Repeat the records below exactly.

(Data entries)
☆ ☆ ☆ ☆ ☆ ☆ ☆

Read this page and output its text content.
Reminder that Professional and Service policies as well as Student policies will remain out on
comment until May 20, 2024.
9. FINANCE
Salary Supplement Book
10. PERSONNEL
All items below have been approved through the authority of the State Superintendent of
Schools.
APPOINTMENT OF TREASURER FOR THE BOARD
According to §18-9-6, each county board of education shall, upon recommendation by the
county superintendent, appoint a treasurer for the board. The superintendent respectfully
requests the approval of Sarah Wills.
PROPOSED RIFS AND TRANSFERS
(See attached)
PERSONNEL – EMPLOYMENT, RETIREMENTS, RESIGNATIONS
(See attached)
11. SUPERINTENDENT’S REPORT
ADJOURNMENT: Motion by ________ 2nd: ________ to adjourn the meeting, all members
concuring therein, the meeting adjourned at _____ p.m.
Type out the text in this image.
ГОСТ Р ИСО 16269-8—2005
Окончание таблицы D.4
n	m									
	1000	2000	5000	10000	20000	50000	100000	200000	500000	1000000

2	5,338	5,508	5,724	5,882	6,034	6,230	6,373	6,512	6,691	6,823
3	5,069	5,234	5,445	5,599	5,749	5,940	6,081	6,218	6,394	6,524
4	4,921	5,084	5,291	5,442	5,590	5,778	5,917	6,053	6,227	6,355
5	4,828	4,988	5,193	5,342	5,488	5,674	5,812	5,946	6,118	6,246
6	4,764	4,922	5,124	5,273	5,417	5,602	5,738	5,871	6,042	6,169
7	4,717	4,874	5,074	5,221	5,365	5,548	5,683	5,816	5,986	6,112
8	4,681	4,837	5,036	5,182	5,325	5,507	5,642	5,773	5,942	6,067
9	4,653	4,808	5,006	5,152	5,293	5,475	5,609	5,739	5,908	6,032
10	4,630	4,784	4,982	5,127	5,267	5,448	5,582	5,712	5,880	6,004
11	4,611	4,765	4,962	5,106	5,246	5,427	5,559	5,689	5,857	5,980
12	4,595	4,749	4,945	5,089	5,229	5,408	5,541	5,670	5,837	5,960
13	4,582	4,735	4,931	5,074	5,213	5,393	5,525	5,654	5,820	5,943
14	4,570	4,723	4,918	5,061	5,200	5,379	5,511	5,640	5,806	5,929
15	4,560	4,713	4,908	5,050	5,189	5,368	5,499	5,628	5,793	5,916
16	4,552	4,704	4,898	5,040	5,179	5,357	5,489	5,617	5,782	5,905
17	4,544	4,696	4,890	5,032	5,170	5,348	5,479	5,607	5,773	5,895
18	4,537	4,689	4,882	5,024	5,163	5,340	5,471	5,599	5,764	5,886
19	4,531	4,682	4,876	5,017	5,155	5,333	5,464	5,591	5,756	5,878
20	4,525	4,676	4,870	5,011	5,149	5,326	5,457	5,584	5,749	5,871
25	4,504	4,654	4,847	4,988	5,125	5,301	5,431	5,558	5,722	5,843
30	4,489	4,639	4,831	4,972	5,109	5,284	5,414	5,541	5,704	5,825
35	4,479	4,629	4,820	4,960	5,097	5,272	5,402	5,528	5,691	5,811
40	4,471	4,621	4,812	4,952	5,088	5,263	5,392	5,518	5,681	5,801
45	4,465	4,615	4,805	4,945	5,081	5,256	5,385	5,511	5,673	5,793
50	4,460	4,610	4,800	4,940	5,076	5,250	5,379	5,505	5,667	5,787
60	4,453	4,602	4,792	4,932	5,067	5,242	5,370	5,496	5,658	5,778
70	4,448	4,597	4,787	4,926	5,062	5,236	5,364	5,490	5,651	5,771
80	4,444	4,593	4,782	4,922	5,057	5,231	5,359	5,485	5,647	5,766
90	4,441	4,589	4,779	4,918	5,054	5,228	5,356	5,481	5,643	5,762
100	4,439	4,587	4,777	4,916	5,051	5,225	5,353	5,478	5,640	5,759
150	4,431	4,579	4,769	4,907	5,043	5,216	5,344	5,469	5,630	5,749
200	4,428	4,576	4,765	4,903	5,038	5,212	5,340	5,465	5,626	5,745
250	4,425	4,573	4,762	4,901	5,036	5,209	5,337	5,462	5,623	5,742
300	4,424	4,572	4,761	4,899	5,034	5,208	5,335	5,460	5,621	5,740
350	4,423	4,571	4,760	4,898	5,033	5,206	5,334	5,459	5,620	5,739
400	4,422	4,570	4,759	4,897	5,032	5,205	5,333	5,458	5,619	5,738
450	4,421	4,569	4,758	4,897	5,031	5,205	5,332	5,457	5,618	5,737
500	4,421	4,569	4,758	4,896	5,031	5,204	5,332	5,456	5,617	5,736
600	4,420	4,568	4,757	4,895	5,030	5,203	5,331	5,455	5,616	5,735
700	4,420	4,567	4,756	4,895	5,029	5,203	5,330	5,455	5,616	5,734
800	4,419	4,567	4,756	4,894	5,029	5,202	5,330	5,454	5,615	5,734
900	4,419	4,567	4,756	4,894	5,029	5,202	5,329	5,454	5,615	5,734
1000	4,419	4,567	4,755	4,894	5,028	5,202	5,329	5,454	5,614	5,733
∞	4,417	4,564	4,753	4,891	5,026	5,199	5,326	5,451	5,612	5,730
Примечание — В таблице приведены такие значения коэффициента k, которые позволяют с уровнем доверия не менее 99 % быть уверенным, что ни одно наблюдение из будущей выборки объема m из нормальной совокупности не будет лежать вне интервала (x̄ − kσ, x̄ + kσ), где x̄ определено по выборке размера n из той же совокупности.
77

☆ ☆ ☆ ☆ ☆ ☆ ☆

**EXERCISE ANSWER:**
Read this page and output its text content.
Reminder that Professional and Service policies as well as Student policies will remain out on
comment until May 20, 2024.
9. FINANCE
Salary Supplement Book
10. PERSONNEL
All items below have been approved through the authority of the State Superintendent of
Schools.
APPOINTMENT OF TREASURER FOR THE BOARD
According to §18-9-6, each county board of education shall, upon recommendation by the
county superintendent, appoint a treasurer for the board. The superintendent respectfully
requests the approval of Sarah Wills.
PROPOSED RIFS AND TRANSFERS
(See attached)
PERSONNEL – EMPLOYMENT, RETIREMENTS, RESIGNATIONS
(See attached)
11. SUPERINTENDENT’S REPORT
ADJOURNMENT: Motion by ________ 2nd: ________ to adjourn the meeting, all members
concuring therein, the meeting adjourned at _____ p.m.
Type out the text in this image.
ГОСТ Р ИСО 16269-8—2005
Окончание таблицы D.4
n	m									
	1000	2000	5000	10000	20000	50000	100000	200000	500000	1000000

2	5,338	5,508	5,724	5,882	6,034	6,230	6,373	6,512	6,691	6,823
3	5,069	5,234	5,445	5,599	5,749	5,940	6,081	6,218	6,394	6,524
4	4,921	5,084	5,291	5,442	5,590	5,778	5,917	6,053	6,227	6,355
5	4,828	4,988	5,193	5,342	5,488	5,674	5,812	5,946	6,118	6,246
6	4,764	4,922	5,124	5,273	5,417	5,602	5,738	5,871	6,042	6,169
7	4,717	4,874	5,074	5,221	5,365	5,548	5,683	5,816	5,986	6,112
8	4,681	4,837	5,036	5,182	5,325	5,507	5,642	5,773	5,942	6,067
9	4,653	4,808	5,006	5,152	5,293	5,475	5,609	5,739	5,908	6,032
10	4,630	4,784	4,982	5,127	5,267	5,448	5,582	5,712	5,880	6,004
11	4,611	4,765	4,962	5,106	5,246	5,427	5,559	5,689	5,857	5,980
12	4,595	4,749	4,945	5,089	5,229	5,408	5,541	5,670	5,837	5,960
13	4,582	4,735	4,931	5,074	5,213	5,393	5,525	5,654	5,820	5,943
14	4,570	4,723	4,918	5,061	5,200	5,379	5,511	5,640	5,806	5,929
15	4,560	4,713	4,908	5,050	5,189	5,368	5,499	5,628	5,793	5,916
16	4,552	4,704	4,898	5,040	5,179	5,357	5,489	5,617	5,782	5,905
17	4,544	4,696	4,890	5,032	5,170	5,348	5,479	5,607	5,773	5,895
18	4,537	4,689	4,882	5,024	5,163	5,340	5,471	5,599	5,764	5,886
19	4,531	4,682	4,876	5,017	5,155	5,333	5,464	5,591	5,756	5,878
20	4,525	4,676	4,870	5,011	5,149	5,326	5,457	5,584	5,749	5,871
25	4,504	4,654	4,847	4,988	5,125	5,301	5,431	5,558	5,722	5,843
30	4,489	4,639	4,831	4,972	5,109	5,284	5,414	5,541	5,704	5,825
35	4,479	4,629	4,820	4,960	5,097	5,272	5,402	5,528	5,691	5,811
40	4,471	4,621	4,812	4,952	5,088	5,263	5,392	5,518	5,681	5,801
45	4,465	4,615	4,805	4,945	5,081	5,256	5,385	5,511	5,673	5,793
50	4,460	4,610	4,800	4,940	5,076	5,250	5,379	5,505	5,667	5,787
60	4,453	4,602	4,792	4,932	5,067	5,242	5,370	5,496	5,658	5,778
70	4,448	4,597	4,787	4,926	5,062	5,236	5,364	5,490	5,651	5,771
80	4,444	4,593	4,782	4,922	5,057	5,231	5,359	5,485	5,647	5,766
90	4,441	4,589	4,779	4,918	5,054	5,228	5,356	5,481	5,643	5,762
100	4,439	4,587	4,777	4,916	5,051	5,225	5,353	5,478	5,640	5,759
150	4,431	4,579	4,769	4,907	5,043	5,216	5,344	5,469	5,630	5,749
200	4,428	4,576	4,765	4,903	5,038	5,212	5,340	5,465	5,626	5,745
250	4,425	4,573	4,762	4,901	5,036	5,209	5,337	5,462	5,623	5,742
300	4,424	4,572	4,761	4,899	5,034	5,208	5,335	5,460	5,621	5,740
350	4,423	4,571	4,760	4,898	5,033	5,206	5,334	5,459	5,620	5,739
400	4,422	4,570	4,759	4,897	5,032	5,205	5,333	5,458	5,619	5,738
450	4,421	4,569	4,758	4,897	5,031	5,205	5,332	5,457	5,618	5,737
500	4,421	4,569	4,758	4,896	5,031	5,204	5,332	5,456	5,617	5,736
600	4,420	4,568	4,757	4,895	5,030	5,203	5,331	5,455	5,616	5,735
700	4,420	4,567	4,756	4,895	5,029	5,203	5,330	5,455	5,616	5,734
800	4,419	4,567	4,756	4,894	5,029	5,202	5,330	5,454	5,615	5,734
900	4,419	4,567	4,756	4,894	5,029	5,202	5,329	5,454	5,615	5,734
1000	4,419	4,567	4,755	4,894	5,028	5,202	5,329	5,454	5,614	5,733
∞	4,417	4,564	4,753	4,891	5,026	5,199	5,326	5,451	5,612	5,730
Примечание — В таблице приведены такие значения коэффициента k, которые позволяют с уровнем доверия не менее 99 % быть уверенным, что ни одно наблюдение из будущей выборки объема m из нормальной совокупности не будет лежать вне интервала (x̄ − kσ, x̄ + kσ), где x̄ определено по выборке размера n из той же совокупности.
77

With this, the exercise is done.